[Start of Available data]
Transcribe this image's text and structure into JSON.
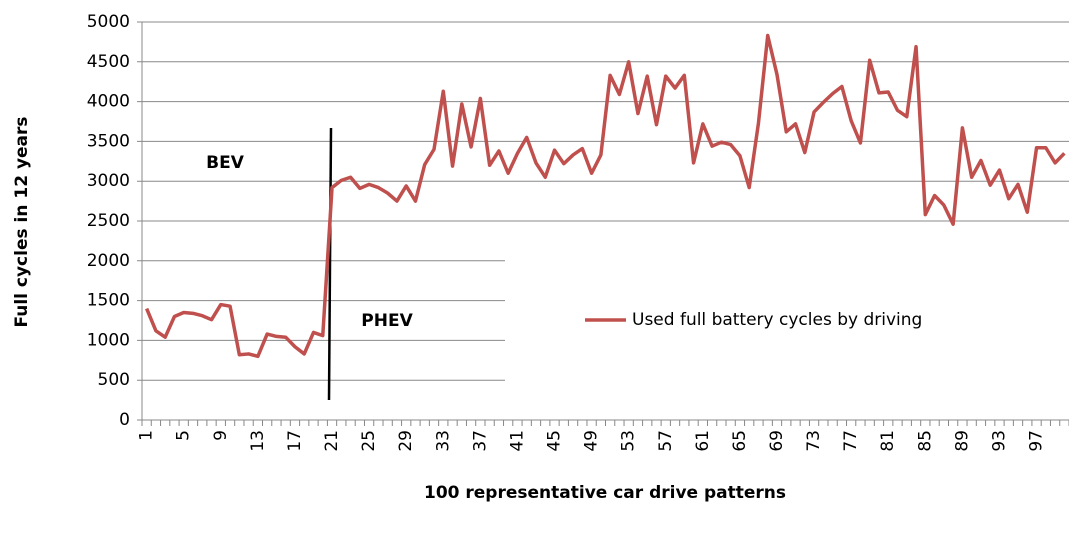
{
  "chart_data": {
    "type": "line",
    "x_label": "100 representative car drive patterns",
    "y_label": "Full cycles in 12 years",
    "annotations": [
      "BEV",
      "PHEV"
    ],
    "categories": [
      1,
      null,
      null,
      null,
      5,
      null,
      null,
      null,
      9,
      null,
      null,
      null,
      13,
      null,
      null,
      null,
      17,
      null,
      null,
      null,
      21,
      null,
      null,
      null,
      25,
      null,
      null,
      null,
      29,
      null,
      null,
      null,
      33,
      null,
      null,
      null,
      37,
      null,
      null,
      null,
      41,
      null,
      null,
      null,
      45,
      null,
      null,
      null,
      49,
      null,
      null,
      null,
      53,
      null,
      null,
      null,
      57,
      null,
      null,
      null,
      61,
      null,
      null,
      null,
      65,
      null,
      null,
      null,
      69,
      null,
      null,
      null,
      73,
      null,
      null,
      null,
      77,
      null,
      null,
      null,
      81,
      null,
      null,
      null,
      85,
      null,
      null,
      null,
      89,
      null,
      null,
      null,
      93,
      null,
      null,
      null,
      97,
      null,
      null,
      null
    ],
    "series": [
      {
        "name": "Used full battery cycles by driving",
        "color": "#c0504d",
        "values": [
          1400,
          1120,
          1040,
          1300,
          1350,
          1340,
          1310,
          1260,
          1450,
          1430,
          820,
          830,
          800,
          1080,
          1050,
          1040,
          920,
          830,
          1100,
          1060,
          2920,
          3010,
          3050,
          2910,
          2960,
          2920,
          2850,
          2750,
          2940,
          2750,
          3210,
          3400,
          4130,
          3190,
          3970,
          3430,
          4040,
          3200,
          3380,
          3100,
          3350,
          3550,
          3230,
          3050,
          3390,
          3220,
          3330,
          3410,
          3100,
          3330,
          4330,
          4090,
          4500,
          3850,
          4320,
          3710,
          4320,
          4170,
          4330,
          3230,
          3720,
          3440,
          3490,
          3460,
          3320,
          2920,
          3730,
          4830,
          4340,
          3620,
          3720,
          3360,
          3870,
          3990,
          4100,
          4190,
          3760,
          3480,
          4520,
          4110,
          4120,
          3890,
          3810,
          4690,
          2580,
          2820,
          2700,
          2460,
          3670,
          3050,
          3260,
          2950,
          3140,
          2780,
          2960,
          2610,
          3420,
          3420,
          3230,
          3350
        ]
      }
    ],
    "ylim": [
      0,
      5000
    ],
    "yticks": [
      0,
      500,
      1000,
      1500,
      2000,
      2500,
      3000,
      3500,
      4000,
      4500,
      5000
    ],
    "grid": true
  }
}
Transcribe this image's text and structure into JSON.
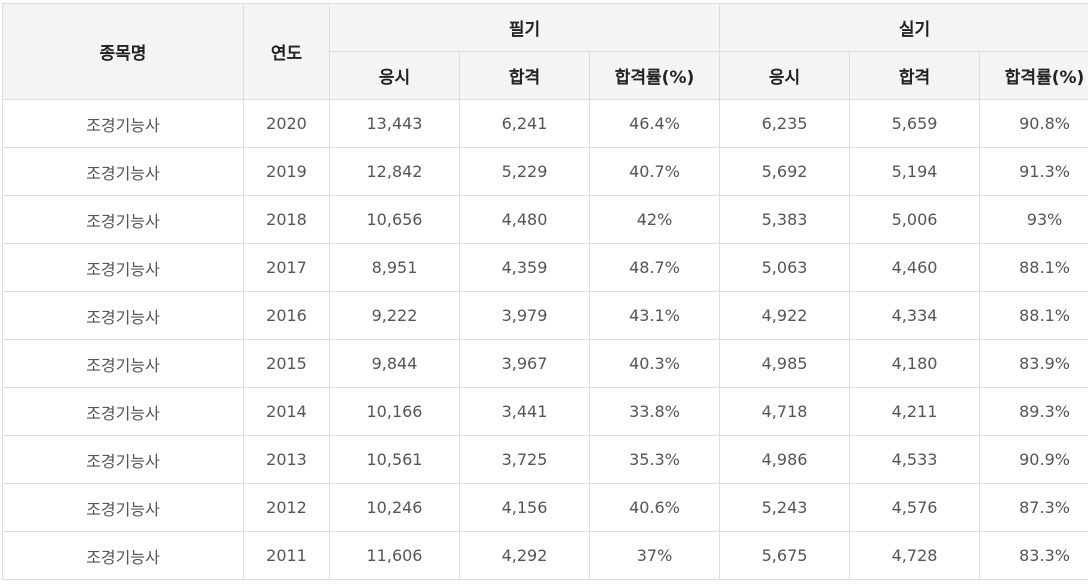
{
  "header": {
    "name": "종목명",
    "year": "연도",
    "written": "필기",
    "practical": "실기",
    "sub": [
      "응시",
      "합격",
      "합격률(%)",
      "응시",
      "합격",
      "합격률(%)"
    ]
  },
  "rows": [
    [
      "조경기능사",
      "2020",
      "13,443",
      "6,241",
      "46.4%",
      "6,235",
      "5,659",
      "90.8%"
    ],
    [
      "조경기능사",
      "2019",
      "12,842",
      "5,229",
      "40.7%",
      "5,692",
      "5,194",
      "91.3%"
    ],
    [
      "조경기능사",
      "2018",
      "10,656",
      "4,480",
      "42%",
      "5,383",
      "5,006",
      "93%"
    ],
    [
      "조경기능사",
      "2017",
      "8,951",
      "4,359",
      "48.7%",
      "5,063",
      "4,460",
      "88.1%"
    ],
    [
      "조경기능사",
      "2016",
      "9,222",
      "3,979",
      "43.1%",
      "4,922",
      "4,334",
      "88.1%"
    ],
    [
      "조경기능사",
      "2015",
      "9,844",
      "3,967",
      "40.3%",
      "4,985",
      "4,180",
      "83.9%"
    ],
    [
      "조경기능사",
      "2014",
      "10,166",
      "3,441",
      "33.8%",
      "4,718",
      "4,211",
      "89.3%"
    ],
    [
      "조경기능사",
      "2013",
      "10,561",
      "3,725",
      "35.3%",
      "4,986",
      "4,533",
      "90.9%"
    ],
    [
      "조경기능사",
      "2012",
      "10,246",
      "4,156",
      "40.6%",
      "5,243",
      "4,576",
      "87.3%"
    ],
    [
      "조경기능사",
      "2011",
      "11,606",
      "4,292",
      "37%",
      "5,675",
      "4,728",
      "83.3%"
    ]
  ]
}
[End of Available data]
__Exercise task__. Leave out the pictures and restate everything else word for word.

__The result__.
Transcribe this image's text and structure into JSON.
{
  "chart_data": {
    "type": "line",
    "x_label": "100 representative car drive patterns",
    "y_label": "Full cycles in 12 years",
    "annotations": [
      "BEV",
      "PHEV"
    ],
    "categories": [
      1,
      null,
      null,
      null,
      5,
      null,
      null,
      null,
      9,
      null,
      null,
      null,
      13,
      null,
      null,
      null,
      17,
      null,
      null,
      null,
      21,
      null,
      null,
      null,
      25,
      null,
      null,
      null,
      29,
      null,
      null,
      null,
      33,
      null,
      null,
      null,
      37,
      null,
      null,
      null,
      41,
      null,
      null,
      null,
      45,
      null,
      null,
      null,
      49,
      null,
      null,
      null,
      53,
      null,
      null,
      null,
      57,
      null,
      null,
      null,
      61,
      null,
      null,
      null,
      65,
      null,
      null,
      null,
      69,
      null,
      null,
      null,
      73,
      null,
      null,
      null,
      77,
      null,
      null,
      null,
      81,
      null,
      null,
      null,
      85,
      null,
      null,
      null,
      89,
      null,
      null,
      null,
      93,
      null,
      null,
      null,
      97,
      null,
      null,
      null
    ],
    "series": [
      {
        "name": "Used full battery cycles by driving",
        "color": "#c0504d",
        "values": [
          1400,
          1120,
          1040,
          1300,
          1350,
          1340,
          1310,
          1260,
          1450,
          1430,
          820,
          830,
          800,
          1080,
          1050,
          1040,
          920,
          830,
          1100,
          1060,
          2920,
          3010,
          3050,
          2910,
          2960,
          2920,
          2850,
          2750,
          2940,
          2750,
          3210,
          3400,
          4130,
          3190,
          3970,
          3430,
          4040,
          3200,
          3380,
          3100,
          3350,
          3550,
          3230,
          3050,
          3390,
          3220,
          3330,
          3410,
          3100,
          3330,
          4330,
          4090,
          4500,
          3850,
          4320,
          3710,
          4320,
          4170,
          4330,
          3230,
          3720,
          3440,
          3490,
          3460,
          3320,
          2920,
          3730,
          4830,
          4340,
          3620,
          3720,
          3360,
          3870,
          3990,
          4100,
          4190,
          3760,
          3480,
          4520,
          4110,
          4120,
          3890,
          3810,
          4690,
          2580,
          2820,
          2700,
          2460,
          3670,
          3050,
          3260,
          2950,
          3140,
          2780,
          2960,
          2610,
          3420,
          3420,
          3230,
          3350
        ]
      }
    ],
    "ylim": [
      0,
      5000
    ],
    "yticks": [
      0,
      500,
      1000,
      1500,
      2000,
      2500,
      3000,
      3500,
      4000,
      4500,
      5000
    ],
    "grid": true
  }
}
Transcribe this image's text and structure into JSON.
{
  "header": {
    "name": "종목명",
    "year": "연도",
    "written": "필기",
    "practical": "실기",
    "sub": [
      "응시",
      "합격",
      "합격률(%)",
      "응시",
      "합격",
      "합격률(%)"
    ]
  },
  "rows": [
    [
      "조경기능사",
      "2020",
      "13,443",
      "6,241",
      "46.4%",
      "6,235",
      "5,659",
      "90.8%"
    ],
    [
      "조경기능사",
      "2019",
      "12,842",
      "5,229",
      "40.7%",
      "5,692",
      "5,194",
      "91.3%"
    ],
    [
      "조경기능사",
      "2018",
      "10,656",
      "4,480",
      "42%",
      "5,383",
      "5,006",
      "93%"
    ],
    [
      "조경기능사",
      "2017",
      "8,951",
      "4,359",
      "48.7%",
      "5,063",
      "4,460",
      "88.1%"
    ],
    [
      "조경기능사",
      "2016",
      "9,222",
      "3,979",
      "43.1%",
      "4,922",
      "4,334",
      "88.1%"
    ],
    [
      "조경기능사",
      "2015",
      "9,844",
      "3,967",
      "40.3%",
      "4,985",
      "4,180",
      "83.9%"
    ],
    [
      "조경기능사",
      "2014",
      "10,166",
      "3,441",
      "33.8%",
      "4,718",
      "4,211",
      "89.3%"
    ],
    [
      "조경기능사",
      "2013",
      "10,561",
      "3,725",
      "35.3%",
      "4,986",
      "4,533",
      "90.9%"
    ],
    [
      "조경기능사",
      "2012",
      "10,246",
      "4,156",
      "40.6%",
      "5,243",
      "4,576",
      "87.3%"
    ],
    [
      "조경기능사",
      "2011",
      "11,606",
      "4,292",
      "37%",
      "5,675",
      "4,728",
      "83.3%"
    ]
  ]
}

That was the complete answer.